SHORT PROBLEM >>
Take the records underneath and set them down exactly.
** BEGIN RECORDS SUPPLIED **
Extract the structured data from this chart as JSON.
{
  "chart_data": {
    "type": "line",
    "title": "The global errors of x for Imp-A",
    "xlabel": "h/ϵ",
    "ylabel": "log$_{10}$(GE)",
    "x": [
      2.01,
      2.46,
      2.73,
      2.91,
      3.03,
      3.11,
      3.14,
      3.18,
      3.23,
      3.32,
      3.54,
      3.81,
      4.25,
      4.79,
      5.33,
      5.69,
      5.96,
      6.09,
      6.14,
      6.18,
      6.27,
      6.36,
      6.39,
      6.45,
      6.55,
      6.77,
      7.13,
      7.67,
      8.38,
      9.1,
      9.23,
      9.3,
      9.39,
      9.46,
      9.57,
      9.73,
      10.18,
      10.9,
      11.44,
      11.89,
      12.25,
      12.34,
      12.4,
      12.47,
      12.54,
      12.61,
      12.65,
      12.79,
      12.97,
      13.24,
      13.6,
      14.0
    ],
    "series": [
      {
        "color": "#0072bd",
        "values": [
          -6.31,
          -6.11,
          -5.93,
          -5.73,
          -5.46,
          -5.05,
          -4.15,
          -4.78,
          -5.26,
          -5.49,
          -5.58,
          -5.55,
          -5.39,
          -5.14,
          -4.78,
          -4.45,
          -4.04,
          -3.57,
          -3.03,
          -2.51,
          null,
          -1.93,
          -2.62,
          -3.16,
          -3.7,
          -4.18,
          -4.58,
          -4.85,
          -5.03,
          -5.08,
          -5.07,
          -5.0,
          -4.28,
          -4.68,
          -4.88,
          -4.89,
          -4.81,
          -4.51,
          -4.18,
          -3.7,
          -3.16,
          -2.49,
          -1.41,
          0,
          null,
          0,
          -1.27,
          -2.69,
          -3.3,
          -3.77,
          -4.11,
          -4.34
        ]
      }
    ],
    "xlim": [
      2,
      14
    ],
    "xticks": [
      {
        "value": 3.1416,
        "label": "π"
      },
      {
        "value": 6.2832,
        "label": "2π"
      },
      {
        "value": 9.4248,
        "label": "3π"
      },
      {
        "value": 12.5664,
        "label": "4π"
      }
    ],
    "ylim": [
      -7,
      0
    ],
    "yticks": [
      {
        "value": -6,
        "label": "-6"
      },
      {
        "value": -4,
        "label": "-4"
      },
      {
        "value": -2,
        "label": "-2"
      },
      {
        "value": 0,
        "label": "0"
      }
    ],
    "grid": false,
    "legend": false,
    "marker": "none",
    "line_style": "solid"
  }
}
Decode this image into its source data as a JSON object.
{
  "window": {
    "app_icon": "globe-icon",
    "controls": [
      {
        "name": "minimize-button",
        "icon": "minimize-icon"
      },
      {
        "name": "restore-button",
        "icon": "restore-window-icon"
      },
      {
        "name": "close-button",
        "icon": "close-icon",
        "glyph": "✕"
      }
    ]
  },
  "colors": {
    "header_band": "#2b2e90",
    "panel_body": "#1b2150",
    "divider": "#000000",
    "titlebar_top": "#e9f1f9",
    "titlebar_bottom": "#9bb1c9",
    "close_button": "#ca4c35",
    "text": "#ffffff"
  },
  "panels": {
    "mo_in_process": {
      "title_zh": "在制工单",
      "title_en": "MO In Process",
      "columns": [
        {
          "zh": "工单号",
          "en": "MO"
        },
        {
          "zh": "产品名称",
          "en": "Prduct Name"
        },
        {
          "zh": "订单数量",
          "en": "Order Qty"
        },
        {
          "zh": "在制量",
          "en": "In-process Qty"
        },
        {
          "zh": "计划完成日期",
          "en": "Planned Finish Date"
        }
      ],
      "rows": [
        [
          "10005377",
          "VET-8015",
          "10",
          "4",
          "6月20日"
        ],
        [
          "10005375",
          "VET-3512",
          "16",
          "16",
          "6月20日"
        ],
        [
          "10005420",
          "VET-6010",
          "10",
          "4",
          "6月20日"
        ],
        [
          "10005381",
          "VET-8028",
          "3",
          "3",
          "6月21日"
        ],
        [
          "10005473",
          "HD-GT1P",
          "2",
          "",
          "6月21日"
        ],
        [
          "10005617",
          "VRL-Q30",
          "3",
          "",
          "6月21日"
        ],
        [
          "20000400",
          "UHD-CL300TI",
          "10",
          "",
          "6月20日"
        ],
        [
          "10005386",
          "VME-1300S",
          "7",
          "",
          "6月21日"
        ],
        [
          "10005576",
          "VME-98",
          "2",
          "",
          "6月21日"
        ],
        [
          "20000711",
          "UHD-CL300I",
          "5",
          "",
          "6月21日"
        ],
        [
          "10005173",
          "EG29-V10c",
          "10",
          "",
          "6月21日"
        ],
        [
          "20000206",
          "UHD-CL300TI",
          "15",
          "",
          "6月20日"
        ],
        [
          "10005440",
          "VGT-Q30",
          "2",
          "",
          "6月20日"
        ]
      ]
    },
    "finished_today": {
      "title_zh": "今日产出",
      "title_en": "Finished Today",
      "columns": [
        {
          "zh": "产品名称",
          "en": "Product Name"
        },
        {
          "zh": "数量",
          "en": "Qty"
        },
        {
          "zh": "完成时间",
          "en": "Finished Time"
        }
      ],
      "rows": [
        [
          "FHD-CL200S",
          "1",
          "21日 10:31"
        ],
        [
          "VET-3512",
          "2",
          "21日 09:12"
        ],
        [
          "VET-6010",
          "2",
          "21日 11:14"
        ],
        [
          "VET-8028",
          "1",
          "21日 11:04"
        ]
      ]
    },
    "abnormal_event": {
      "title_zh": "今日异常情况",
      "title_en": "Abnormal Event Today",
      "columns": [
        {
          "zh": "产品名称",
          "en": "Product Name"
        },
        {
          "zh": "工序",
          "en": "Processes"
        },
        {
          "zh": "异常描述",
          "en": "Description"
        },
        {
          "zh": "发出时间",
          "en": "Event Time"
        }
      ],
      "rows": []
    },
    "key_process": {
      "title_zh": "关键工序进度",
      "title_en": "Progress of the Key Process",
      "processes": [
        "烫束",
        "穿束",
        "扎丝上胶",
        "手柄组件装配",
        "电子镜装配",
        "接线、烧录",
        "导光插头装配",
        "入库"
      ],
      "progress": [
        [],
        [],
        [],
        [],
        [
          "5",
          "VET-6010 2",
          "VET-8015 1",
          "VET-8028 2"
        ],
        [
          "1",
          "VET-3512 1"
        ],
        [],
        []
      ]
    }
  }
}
** END RECORDS SUPPLIED **
WRITTEN REPLY >>
Extract the structured data from this chart as JSON.
{
  "chart_data": {
    "type": "line",
    "title": "The global errors of x for Imp-A",
    "xlabel": "h/ϵ",
    "ylabel": "log$_{10}$(GE)",
    "x": [
      2.01,
      2.46,
      2.73,
      2.91,
      3.03,
      3.11,
      3.14,
      3.18,
      3.23,
      3.32,
      3.54,
      3.81,
      4.25,
      4.79,
      5.33,
      5.69,
      5.96,
      6.09,
      6.14,
      6.18,
      6.27,
      6.36,
      6.39,
      6.45,
      6.55,
      6.77,
      7.13,
      7.67,
      8.38,
      9.1,
      9.23,
      9.3,
      9.39,
      9.46,
      9.57,
      9.73,
      10.18,
      10.9,
      11.44,
      11.89,
      12.25,
      12.34,
      12.4,
      12.47,
      12.54,
      12.61,
      12.65,
      12.79,
      12.97,
      13.24,
      13.6,
      14.0
    ],
    "series": [
      {
        "color": "#0072bd",
        "values": [
          -6.31,
          -6.11,
          -5.93,
          -5.73,
          -5.46,
          -5.05,
          -4.15,
          -4.78,
          -5.26,
          -5.49,
          -5.58,
          -5.55,
          -5.39,
          -5.14,
          -4.78,
          -4.45,
          -4.04,
          -3.57,
          -3.03,
          -2.51,
          null,
          -1.93,
          -2.62,
          -3.16,
          -3.7,
          -4.18,
          -4.58,
          -4.85,
          -5.03,
          -5.08,
          -5.07,
          -5.0,
          -4.28,
          -4.68,
          -4.88,
          -4.89,
          -4.81,
          -4.51,
          -4.18,
          -3.7,
          -3.16,
          -2.49,
          -1.41,
          0,
          null,
          0,
          -1.27,
          -2.69,
          -3.3,
          -3.77,
          -4.11,
          -4.34
        ]
      }
    ],
    "xlim": [
      2,
      14
    ],
    "xticks": [
      {
        "value": 3.1416,
        "label": "π"
      },
      {
        "value": 6.2832,
        "label": "2π"
      },
      {
        "value": 9.4248,
        "label": "3π"
      },
      {
        "value": 12.5664,
        "label": "4π"
      }
    ],
    "ylim": [
      -7,
      0
    ],
    "yticks": [
      {
        "value": -6,
        "label": "-6"
      },
      {
        "value": -4,
        "label": "-4"
      },
      {
        "value": -2,
        "label": "-2"
      },
      {
        "value": 0,
        "label": "0"
      }
    ],
    "grid": false,
    "legend": false,
    "marker": "none",
    "line_style": "solid"
  }
}
Decode this image into its source data as a JSON object.
{
  "window": {
    "app_icon": "globe-icon",
    "controls": [
      {
        "name": "minimize-button",
        "icon": "minimize-icon"
      },
      {
        "name": "restore-button",
        "icon": "restore-window-icon"
      },
      {
        "name": "close-button",
        "icon": "close-icon",
        "glyph": "✕"
      }
    ]
  },
  "colors": {
    "header_band": "#2b2e90",
    "panel_body": "#1b2150",
    "divider": "#000000",
    "titlebar_top": "#e9f1f9",
    "titlebar_bottom": "#9bb1c9",
    "close_button": "#ca4c35",
    "text": "#ffffff"
  },
  "panels": {
    "mo_in_process": {
      "title_zh": "在制工单",
      "title_en": "MO In Process",
      "columns": [
        {
          "zh": "工单号",
          "en": "MO"
        },
        {
          "zh": "产品名称",
          "en": "Prduct Name"
        },
        {
          "zh": "订单数量",
          "en": "Order Qty"
        },
        {
          "zh": "在制量",
          "en": "In-process Qty"
        },
        {
          "zh": "计划完成日期",
          "en": "Planned Finish Date"
        }
      ],
      "rows": [
        [
          "10005377",
          "VET-8015",
          "10",
          "4",
          "6月20日"
        ],
        [
          "10005375",
          "VET-3512",
          "16",
          "16",
          "6月20日"
        ],
        [
          "10005420",
          "VET-6010",
          "10",
          "4",
          "6月20日"
        ],
        [
          "10005381",
          "VET-8028",
          "3",
          "3",
          "6月21日"
        ],
        [
          "10005473",
          "HD-GT1P",
          "2",
          "",
          "6月21日"
        ],
        [
          "10005617",
          "VRL-Q30",
          "3",
          "",
          "6月21日"
        ],
        [
          "20000400",
          "UHD-CL300TI",
          "10",
          "",
          "6月20日"
        ],
        [
          "10005386",
          "VME-1300S",
          "7",
          "",
          "6月21日"
        ],
        [
          "10005576",
          "VME-98",
          "2",
          "",
          "6月21日"
        ],
        [
          "20000711",
          "UHD-CL300I",
          "5",
          "",
          "6月21日"
        ],
        [
          "10005173",
          "EG29-V10c",
          "10",
          "",
          "6月21日"
        ],
        [
          "20000206",
          "UHD-CL300TI",
          "15",
          "",
          "6月20日"
        ],
        [
          "10005440",
          "VGT-Q30",
          "2",
          "",
          "6月20日"
        ]
      ]
    },
    "finished_today": {
      "title_zh": "今日产出",
      "title_en": "Finished Today",
      "columns": [
        {
          "zh": "产品名称",
          "en": "Product Name"
        },
        {
          "zh": "数量",
          "en": "Qty"
        },
        {
          "zh": "完成时间",
          "en": "Finished Time"
        }
      ],
      "rows": [
        [
          "FHD-CL200S",
          "1",
          "21日 10:31"
        ],
        [
          "VET-3512",
          "2",
          "21日 09:12"
        ],
        [
          "VET-6010",
          "2",
          "21日 11:14"
        ],
        [
          "VET-8028",
          "1",
          "21日 11:04"
        ]
      ]
    },
    "abnormal_event": {
      "title_zh": "今日异常情况",
      "title_en": "Abnormal Event Today",
      "columns": [
        {
          "zh": "产品名称",
          "en": "Product Name"
        },
        {
          "zh": "工序",
          "en": "Processes"
        },
        {
          "zh": "异常描述",
          "en": "Description"
        },
        {
          "zh": "发出时间",
          "en": "Event Time"
        }
      ],
      "rows": []
    },
    "key_process": {
      "title_zh": "关键工序进度",
      "title_en": "Progress of the Key Process",
      "processes": [
        "烫束",
        "穿束",
        "扎丝上胶",
        "手柄组件装配",
        "电子镜装配",
        "接线、烧录",
        "导光插头装配",
        "入库"
      ],
      "progress": [
        [],
        [],
        [],
        [],
        [
          "5",
          "VET-6010 2",
          "VET-8015 1",
          "VET-8028 2"
        ],
        [
          "1",
          "VET-3512 1"
        ],
        [],
        []
      ]
    }
  }
}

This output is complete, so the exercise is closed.